Arrivé avec un peu de retard à cause d’une invitation au journal de 13 h, hier, de France 2, Youssou Ndour a porté sa griffe sur les Cd de ses fans venus nombreux à la séance de dédicace. Habillé simple comme à son habitude, avec un jean bleu et une chemise blanche, le roi du mbalakh a fait face aux questions du public, après une séance de questions-réponses avec Alain Pilo, journaliste à Rfi. Il a expliqué les raisons pour lesquelles il a opté pour les sonorités peulh et pourquoi trois des membres de sa famille ont participé à la fabrication de l’album.
‘J’adore la musique du Nord’
‘Je voudrais saluer le public, surtout les enfants qui sont assis devant. Rokku Mi Rokka porte une musique du Nord du Sénégal qui se trouve à la racine de toutes ces musiques. Avant de recevoir d’autres genres musicaux, nous en avons beaucoup donné avec ces gammes, ces rythmes, ces découpages non formatés, non connus jusqu’ici. ‘Cette musique du Nord du Sénégal n’est pas populaire chez nous. C’est une musique que je respecte beaucoup. Elle est extraordinaire au niveau des découpages, des mélodies. Chez nous, c’est la musique qui part de la langue de l’ethnique wolof et qu’on appelle Mbalakh qui est plus populaire. Mais la musique qui vient du Nord est partagée par le Sénégal, la Mauritanie et le Mali. C’est une musique que j’adore, que je veux présenter dans cet album. Parce que c’est une musique qui nous concerne, qui nous entoure’.
‘Un album doit s’ouvrir aux autres’
L’approche que j’ai prise de travailler avec la famille, me permet d’être sûr de la sincérité de la démarche des gens avec qui je suis. On est aussi sûr qu’ils fourniront toujours un plus. Et mes frères qui travaillent avec moi, ont grandi avec un tel concept. C’est une autre approche de ce que nous faisons. ‘Mais un album doit également s’ouvrir aux autres. Et c’est ainsi que nous avons fait appel à mon groupe, mais également à d’autres musiciens. C’est le cas de Néné Cherry que j’ai invitée à participer à l’album. D’ailleurs, si vous écoutez le titre Wake Up, vous constaterez que la musique est beaucoup plus dans mon style. On a voulu porter d’abord un message aux Africains, parler entre nous, faire passer un message de l’Afrique vers l’Occident qui ne détecte pas souvent toutes les images positives de l’Afrique. ‘Vous savez que les Peulh sont l’une des ethnies qui traversent toute l’Afrique. Néné Cherry est, par exemple, une Peulh originaire de la Sierra Leone. Il était important pour moi qu’elle participe à cet album à cause du message à délivrer.

### Exercice 1
D'après l'extrait, comment Youssou Ndour était-il habillé lors de la séance de dédicace ?
### Exercice 2
Relevez dans l'extrait tous les pays qui, selon Youssou Ndour, partagent la musique venue du Nord.
Les enregistrements proviennent d'une autre source que l'extrait.

### Enregistrements de données

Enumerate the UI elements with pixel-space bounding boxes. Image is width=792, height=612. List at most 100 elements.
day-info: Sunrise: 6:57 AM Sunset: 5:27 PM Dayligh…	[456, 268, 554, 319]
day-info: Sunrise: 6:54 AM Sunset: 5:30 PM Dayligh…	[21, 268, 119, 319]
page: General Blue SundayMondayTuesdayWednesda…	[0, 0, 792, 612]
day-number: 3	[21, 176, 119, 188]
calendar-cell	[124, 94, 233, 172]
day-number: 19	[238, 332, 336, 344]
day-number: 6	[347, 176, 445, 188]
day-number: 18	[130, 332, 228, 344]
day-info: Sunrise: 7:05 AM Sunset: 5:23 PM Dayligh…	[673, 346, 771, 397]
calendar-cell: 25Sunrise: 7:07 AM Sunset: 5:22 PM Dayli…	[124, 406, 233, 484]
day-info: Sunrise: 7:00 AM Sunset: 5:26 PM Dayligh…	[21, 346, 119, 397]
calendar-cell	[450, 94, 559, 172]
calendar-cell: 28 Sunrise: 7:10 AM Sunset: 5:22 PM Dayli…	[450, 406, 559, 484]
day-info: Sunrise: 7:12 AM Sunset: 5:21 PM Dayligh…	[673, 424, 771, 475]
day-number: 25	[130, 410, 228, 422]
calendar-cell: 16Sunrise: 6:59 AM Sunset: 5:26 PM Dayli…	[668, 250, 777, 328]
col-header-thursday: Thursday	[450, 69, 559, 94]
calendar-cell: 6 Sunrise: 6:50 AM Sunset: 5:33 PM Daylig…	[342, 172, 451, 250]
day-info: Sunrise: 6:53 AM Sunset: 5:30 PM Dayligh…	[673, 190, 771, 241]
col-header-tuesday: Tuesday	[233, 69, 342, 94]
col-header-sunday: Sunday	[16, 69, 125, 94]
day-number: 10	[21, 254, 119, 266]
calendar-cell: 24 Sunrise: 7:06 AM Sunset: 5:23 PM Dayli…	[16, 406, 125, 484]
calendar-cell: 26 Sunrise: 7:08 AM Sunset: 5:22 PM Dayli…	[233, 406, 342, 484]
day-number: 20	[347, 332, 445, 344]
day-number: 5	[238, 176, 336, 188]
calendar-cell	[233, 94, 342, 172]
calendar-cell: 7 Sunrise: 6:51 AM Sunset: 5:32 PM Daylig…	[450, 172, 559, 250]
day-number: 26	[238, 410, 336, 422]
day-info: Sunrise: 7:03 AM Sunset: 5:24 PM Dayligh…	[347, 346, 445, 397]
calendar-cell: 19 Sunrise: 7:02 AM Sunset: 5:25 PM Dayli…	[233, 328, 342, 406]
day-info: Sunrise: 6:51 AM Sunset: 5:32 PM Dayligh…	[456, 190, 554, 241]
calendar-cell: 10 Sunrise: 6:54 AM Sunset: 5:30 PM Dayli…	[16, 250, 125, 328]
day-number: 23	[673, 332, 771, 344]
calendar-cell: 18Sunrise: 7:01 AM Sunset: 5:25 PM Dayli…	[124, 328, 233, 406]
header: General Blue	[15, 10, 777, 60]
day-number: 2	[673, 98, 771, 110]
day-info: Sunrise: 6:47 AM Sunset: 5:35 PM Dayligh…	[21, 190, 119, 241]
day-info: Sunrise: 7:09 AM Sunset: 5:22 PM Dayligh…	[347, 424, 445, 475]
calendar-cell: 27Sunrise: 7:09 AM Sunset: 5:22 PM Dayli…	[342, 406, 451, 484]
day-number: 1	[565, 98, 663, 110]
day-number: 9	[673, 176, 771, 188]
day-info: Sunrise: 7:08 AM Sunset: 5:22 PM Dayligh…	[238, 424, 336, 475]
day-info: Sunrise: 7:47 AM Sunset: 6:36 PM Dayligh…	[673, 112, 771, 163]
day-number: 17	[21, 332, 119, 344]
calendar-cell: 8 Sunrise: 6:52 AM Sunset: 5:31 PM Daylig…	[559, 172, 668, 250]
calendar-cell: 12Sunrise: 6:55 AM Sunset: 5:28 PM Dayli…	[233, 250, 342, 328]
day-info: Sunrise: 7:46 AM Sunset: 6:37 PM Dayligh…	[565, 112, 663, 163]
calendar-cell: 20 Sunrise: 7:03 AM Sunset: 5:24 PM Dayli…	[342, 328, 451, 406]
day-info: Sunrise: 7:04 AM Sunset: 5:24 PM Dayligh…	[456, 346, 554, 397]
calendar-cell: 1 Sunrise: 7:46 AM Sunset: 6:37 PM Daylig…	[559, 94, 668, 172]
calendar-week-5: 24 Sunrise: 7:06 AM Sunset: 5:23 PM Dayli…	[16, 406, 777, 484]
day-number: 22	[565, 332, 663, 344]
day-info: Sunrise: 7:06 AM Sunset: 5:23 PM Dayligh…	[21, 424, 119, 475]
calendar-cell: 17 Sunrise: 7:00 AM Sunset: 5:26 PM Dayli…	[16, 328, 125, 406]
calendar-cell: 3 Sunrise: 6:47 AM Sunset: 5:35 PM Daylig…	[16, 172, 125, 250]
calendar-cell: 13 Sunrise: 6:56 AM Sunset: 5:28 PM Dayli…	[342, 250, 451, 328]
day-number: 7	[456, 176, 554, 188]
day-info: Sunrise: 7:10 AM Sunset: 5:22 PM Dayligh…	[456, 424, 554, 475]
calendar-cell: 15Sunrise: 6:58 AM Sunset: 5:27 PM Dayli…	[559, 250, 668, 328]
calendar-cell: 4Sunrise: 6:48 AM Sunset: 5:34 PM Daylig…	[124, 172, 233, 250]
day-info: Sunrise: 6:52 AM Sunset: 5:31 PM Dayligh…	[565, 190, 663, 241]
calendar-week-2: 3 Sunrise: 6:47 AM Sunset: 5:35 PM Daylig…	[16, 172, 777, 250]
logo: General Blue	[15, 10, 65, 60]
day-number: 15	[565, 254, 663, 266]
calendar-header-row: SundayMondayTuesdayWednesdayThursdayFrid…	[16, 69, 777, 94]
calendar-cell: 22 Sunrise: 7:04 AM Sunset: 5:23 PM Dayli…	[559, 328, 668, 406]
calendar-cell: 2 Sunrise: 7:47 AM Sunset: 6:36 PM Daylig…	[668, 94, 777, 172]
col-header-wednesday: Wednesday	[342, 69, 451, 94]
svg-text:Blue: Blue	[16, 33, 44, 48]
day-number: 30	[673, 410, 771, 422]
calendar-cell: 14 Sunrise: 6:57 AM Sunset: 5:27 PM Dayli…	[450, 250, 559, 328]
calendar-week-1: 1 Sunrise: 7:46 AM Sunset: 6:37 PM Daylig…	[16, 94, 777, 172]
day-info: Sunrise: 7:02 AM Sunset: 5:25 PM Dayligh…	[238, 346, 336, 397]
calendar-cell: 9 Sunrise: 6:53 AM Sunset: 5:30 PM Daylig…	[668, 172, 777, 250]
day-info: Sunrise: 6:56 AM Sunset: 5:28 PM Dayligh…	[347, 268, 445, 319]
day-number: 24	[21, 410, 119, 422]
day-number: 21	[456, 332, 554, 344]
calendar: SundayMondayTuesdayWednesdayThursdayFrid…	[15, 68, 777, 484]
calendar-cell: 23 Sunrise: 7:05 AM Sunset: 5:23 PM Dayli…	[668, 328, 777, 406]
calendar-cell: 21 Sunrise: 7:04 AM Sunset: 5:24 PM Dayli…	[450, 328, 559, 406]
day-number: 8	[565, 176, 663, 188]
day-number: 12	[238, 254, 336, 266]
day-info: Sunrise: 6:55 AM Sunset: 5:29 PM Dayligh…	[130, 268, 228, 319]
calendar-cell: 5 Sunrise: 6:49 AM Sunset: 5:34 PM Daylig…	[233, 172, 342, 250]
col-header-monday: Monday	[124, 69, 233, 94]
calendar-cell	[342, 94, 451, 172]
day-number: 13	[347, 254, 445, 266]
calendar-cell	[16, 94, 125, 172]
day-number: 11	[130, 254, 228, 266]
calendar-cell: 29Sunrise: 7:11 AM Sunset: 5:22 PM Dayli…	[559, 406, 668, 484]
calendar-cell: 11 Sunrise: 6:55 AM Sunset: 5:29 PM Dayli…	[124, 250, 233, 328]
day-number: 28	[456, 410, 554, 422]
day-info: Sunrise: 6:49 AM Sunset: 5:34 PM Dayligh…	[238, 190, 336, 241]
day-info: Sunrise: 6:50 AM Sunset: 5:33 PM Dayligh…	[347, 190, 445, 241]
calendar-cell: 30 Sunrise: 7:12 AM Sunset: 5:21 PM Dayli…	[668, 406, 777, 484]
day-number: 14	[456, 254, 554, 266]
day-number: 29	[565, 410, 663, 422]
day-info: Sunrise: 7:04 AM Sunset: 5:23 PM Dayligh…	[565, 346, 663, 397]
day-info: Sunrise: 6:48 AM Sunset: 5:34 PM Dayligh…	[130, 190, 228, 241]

### Réponse attendue 1
Il portait un jean bleu et une chemise blanche.

### Réponse attendue 2
Le Sénégal, la Mauritanie et le Mali.